__PAGE EXCERPT__.
%%

I am a minority who was raised in this systematic system. While I agree you raise many good points, I will share some good points of mine.
The first and forenost question is, "Have minorities achieved the post-racial dream?" Well, that's a subjective question. You will get many answers from many different people. I, for one, do believe we have past the post-racial dream. Of course, your definition of 'dream' may differ from I, or from an educated scholar. Is it a family? Or as former president Bush would said, is it owning a house? Or as president Obama would said, is it achieving full equality? Your question will differ, since many different answers will greatly depend on ones own experience. But for me, which is it? Is it education, or family? Or is it public service, or activism? What is the dream for minorities? I think there is some answer.
For starters, a 'dream' is more than getting your first job, is about fulfilling your own individual achievements. I think what is so difficult for us minorities is that if we ask our fellow peers about what their dream is, you would get s different answer. But if you ask a white person what their dream is, chances are their answer will be different than mine or another minority. I believe our dream lies somewhere in-between. I confess as a minority, who had a love for psychology since I was eight, I have commitment issues. But not just from an employment or romantic point of view, but from an individual as well. I just love a lot of things and like to talk about a lot of things. My parents sacrificed their own well-being to give me what I needed to succeed, like going to college. But I failed. The drive and motivation was never there, and I let, at times, my own incompetencies get a hold of me, emotionally and socially. This committment issue I have, I wrestle with it to this day. Where did it started? Why not the drive or motivation? I psychoanalyze myself, and heck, I don't even believe in psychoanalysis! Lol! And sometimes is wrong to think I don't have a chance to be a psychologist, because there is still hope. My dream was to be a psychologist. But I have failed. I do feel it is too late. I really do. But do I feel the system let me down? I don't feel that way. I feel that my country has given me everything I could have.
And that's where I believe is the point. In my opinion, for us Hispanics, we don't have an excuse. I recall the many times counselors have tried to encourage me, or the many times my parents have, even to the point of giving me my own personalized bank account. The deal was to continue school, and they wod give me 3K. I know you're thinking, "Who would not be motivated ?" I did. I didn't think back then. Even though it was for accounting, I was not motivated for school. Why? The only question I have for you because it was not my 'dream'. I loved psychology so much that out of college and high school, I got an either an A or B in psychology class. My high school psychology teacher, Ms Swajkowski, gave me a psychology college book. I have til this day. I can prove it.

%%

__TASKS TO CARRY OUT__.
A. From the essay on minorities and the post-racial dream, output the passage starting at "The first and" and ending at "is some answer.".
B. In the essay on minorities and the post-racial dream, why was the writer not motivated to stay in school even when the parents offered 3K? Answer in one to three sentences.
C. Take the essay on minorities and the post-racial dream further, beginning after its final sentence.
These rows have nothing to do with the essay above.

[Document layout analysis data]
%%

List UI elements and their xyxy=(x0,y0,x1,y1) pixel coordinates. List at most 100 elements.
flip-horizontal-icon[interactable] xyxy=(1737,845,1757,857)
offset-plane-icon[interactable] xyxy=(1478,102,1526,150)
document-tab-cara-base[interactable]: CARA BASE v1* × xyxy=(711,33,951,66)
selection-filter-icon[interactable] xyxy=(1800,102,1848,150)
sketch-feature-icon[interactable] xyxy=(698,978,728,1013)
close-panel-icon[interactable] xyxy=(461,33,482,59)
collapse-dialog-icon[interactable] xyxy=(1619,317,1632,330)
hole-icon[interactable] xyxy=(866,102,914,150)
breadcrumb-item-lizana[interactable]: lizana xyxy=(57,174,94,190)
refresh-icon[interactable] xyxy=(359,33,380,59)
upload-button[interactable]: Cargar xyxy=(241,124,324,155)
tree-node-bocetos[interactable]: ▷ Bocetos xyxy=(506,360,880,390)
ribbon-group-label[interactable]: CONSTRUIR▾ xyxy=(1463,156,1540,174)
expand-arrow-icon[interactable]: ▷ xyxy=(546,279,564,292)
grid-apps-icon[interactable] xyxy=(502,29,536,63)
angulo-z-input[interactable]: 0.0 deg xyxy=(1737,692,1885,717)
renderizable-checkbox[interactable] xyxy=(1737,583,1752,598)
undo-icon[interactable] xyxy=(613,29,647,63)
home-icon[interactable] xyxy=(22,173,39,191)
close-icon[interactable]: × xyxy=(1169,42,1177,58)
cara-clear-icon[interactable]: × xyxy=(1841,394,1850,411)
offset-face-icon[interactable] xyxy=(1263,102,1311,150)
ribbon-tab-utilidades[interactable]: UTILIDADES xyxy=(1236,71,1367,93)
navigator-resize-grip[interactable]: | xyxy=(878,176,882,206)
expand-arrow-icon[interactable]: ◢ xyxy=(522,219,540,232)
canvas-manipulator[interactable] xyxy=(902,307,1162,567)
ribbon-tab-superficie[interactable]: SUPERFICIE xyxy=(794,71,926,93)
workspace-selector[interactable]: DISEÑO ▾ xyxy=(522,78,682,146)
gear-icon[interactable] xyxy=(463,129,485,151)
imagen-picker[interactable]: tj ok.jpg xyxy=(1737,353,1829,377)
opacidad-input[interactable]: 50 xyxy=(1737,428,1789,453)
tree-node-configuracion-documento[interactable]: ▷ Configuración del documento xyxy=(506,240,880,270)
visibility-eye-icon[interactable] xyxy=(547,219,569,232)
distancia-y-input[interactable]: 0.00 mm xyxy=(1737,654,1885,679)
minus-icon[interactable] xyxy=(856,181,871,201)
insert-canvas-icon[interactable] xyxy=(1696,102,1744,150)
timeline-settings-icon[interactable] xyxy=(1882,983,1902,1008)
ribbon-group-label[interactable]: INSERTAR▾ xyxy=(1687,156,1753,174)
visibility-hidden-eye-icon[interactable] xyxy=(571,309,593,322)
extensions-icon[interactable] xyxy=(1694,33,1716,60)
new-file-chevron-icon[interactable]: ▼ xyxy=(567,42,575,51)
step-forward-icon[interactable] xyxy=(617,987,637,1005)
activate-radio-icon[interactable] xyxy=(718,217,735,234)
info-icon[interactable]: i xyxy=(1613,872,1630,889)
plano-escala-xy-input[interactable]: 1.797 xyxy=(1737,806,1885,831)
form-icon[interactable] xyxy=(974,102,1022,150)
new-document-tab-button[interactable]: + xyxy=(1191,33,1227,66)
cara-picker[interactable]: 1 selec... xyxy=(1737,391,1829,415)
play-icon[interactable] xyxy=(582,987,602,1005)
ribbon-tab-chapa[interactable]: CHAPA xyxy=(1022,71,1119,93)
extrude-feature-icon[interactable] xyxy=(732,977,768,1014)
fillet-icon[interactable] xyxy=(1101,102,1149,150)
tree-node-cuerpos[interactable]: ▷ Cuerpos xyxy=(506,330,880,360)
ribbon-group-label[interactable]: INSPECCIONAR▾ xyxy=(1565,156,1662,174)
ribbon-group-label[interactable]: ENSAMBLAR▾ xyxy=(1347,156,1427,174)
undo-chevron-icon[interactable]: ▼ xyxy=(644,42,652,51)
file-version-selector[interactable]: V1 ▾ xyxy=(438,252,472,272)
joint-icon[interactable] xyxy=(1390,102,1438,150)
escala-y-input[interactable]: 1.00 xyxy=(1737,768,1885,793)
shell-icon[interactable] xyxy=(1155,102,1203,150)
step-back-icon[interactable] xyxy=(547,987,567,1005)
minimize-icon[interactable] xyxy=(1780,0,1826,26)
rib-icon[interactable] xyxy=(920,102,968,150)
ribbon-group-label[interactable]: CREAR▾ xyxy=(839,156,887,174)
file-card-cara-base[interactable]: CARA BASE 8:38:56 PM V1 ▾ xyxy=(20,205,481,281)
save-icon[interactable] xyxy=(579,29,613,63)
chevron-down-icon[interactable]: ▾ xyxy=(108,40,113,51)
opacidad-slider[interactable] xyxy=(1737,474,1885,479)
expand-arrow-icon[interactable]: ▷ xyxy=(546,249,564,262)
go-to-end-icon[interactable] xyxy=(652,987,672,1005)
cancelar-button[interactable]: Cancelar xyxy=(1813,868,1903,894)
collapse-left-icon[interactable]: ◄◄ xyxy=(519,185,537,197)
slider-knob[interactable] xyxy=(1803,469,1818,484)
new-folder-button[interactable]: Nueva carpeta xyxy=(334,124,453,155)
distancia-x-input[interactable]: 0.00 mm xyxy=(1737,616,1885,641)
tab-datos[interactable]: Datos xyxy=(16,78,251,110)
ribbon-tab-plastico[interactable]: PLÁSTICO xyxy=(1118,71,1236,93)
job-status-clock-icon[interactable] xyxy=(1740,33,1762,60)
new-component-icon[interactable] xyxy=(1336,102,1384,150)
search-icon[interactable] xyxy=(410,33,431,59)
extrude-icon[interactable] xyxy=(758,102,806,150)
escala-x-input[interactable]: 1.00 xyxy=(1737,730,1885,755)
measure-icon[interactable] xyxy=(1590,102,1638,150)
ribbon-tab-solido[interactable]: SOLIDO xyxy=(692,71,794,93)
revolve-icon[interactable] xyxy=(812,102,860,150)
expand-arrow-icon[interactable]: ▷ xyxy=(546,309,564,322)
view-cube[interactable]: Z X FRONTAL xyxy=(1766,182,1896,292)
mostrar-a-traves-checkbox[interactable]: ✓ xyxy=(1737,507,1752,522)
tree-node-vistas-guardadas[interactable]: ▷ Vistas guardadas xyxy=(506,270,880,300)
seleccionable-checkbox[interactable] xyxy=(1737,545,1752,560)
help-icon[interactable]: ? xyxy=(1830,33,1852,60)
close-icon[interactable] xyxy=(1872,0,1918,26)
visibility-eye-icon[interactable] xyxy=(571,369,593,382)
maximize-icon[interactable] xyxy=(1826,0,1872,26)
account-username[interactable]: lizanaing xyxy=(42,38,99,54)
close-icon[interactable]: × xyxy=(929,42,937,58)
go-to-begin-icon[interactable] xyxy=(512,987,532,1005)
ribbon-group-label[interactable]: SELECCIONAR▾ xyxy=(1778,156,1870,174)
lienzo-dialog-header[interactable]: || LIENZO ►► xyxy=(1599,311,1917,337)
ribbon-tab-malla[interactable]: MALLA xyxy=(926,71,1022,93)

%%

__ANSWERS BY ITEM NUMBER__.
A.
The first and forenost question is, "Have minorities achieved the post-racial dream?" Well, that's a subjective question. You will get many answers from many different people. I, for one, do believe we have past the post-racial dream. Of course, your definition of 'dream' may differ from I, or from an educated scholar. Is it a family? Or as former president Bush would said, is it owning a house? Or as president Obama would said, is it achieving full equality? Your question will differ, since many different answers will greatly depend on ones own experience. But for me, which is it? Is it education, or family? Or is it public service, or activism? What is the dream for minorities? I think there is some answer.

B. The schooling was for accounting, and that was not the writer's dream. The writer loved psychology instead.

C.
This is why I believe that the system has not failed us. I admit that it offends me to see my own peeps conparing their plights to the civil rights movement. I mean, are you joking? Are you really comparing your external plights to the 1960's? Really? That upsets me. We have it great! We have it better than anyone else. How can you say that we can understand what blacks went through in our nations history? Don't you have shame? I say that. It amazes me what people will use to go to great lengths to feel exploited.
I do believe some...(I don't know)...unforseen circumstances can take place. For example, how minorities are not publicly recognized in crucial roles. For example, look at the NBA. Predominantly black, but yet, many of the coaches or general managers are white. Is that a coincidence? Is Superman 64 the greatest game of all time*? Exactly. So is clear that post-racial dreams are selective, or at the very least, complicated.
I don't blame no one for my problems, I take full accountability. I don't blame my country for the position I am in today, I blame myself, because I could have been the first Hispanic to write for Psychology Today(though someone may already beat me to the punch, lol). I truly believe I am very blessed and fortunate, because here I am, typing and writing what I love to do, and that is psychology. I could stay for days or weeks and just talk psyche all day. That's how my passion for the field is. But instead, here I am refutng, or at the very least, give a concrete rebuttal to your fine work. The only thing I got to challenge your work? Is a social psychology diploma. That would have been good a 100 years ago. I ain't certified to give out diagnoses or give out accredited opinions. But you know what I can give out? Honest, authentic opinions. And that, to me, is as close to a dream I will ever have.
*Superman 64 is considered one of THE awful games of all time.